**STATED GOAL:**
Give back the full material, exactly as it reads.

**Stored records:**
──────────────────────────────

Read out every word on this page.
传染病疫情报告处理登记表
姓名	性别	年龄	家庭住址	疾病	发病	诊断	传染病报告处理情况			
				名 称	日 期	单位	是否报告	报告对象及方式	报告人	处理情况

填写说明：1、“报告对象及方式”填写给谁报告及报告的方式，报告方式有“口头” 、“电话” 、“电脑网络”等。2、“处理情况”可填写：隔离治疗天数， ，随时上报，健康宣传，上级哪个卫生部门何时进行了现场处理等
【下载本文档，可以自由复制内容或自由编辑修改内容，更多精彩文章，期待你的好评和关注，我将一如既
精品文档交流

──────────────────────────────

**WORKED ANSWER:**
Read out every word on this page.
传染病疫情报告处理登记表
姓名	性别	年龄	家庭住址	疾病	发病	诊断	传染病报告处理情况			
				名 称	日 期	单位	是否报告	报告对象及方式	报告人	处理情况

填写说明：1、“报告对象及方式”填写给谁报告及报告的方式，报告方式有“口头” 、“电话” 、“电脑网络”等。2、“处理情况”可填写：隔离治疗天数， ，随时上报，健康宣传，上级哪个卫生部门何时进行了现场处理等
【下载本文档，可以自由复制内容或自由编辑修改内容，更多精彩文章，期待你的好评和关注，我将一如既
精品文档交流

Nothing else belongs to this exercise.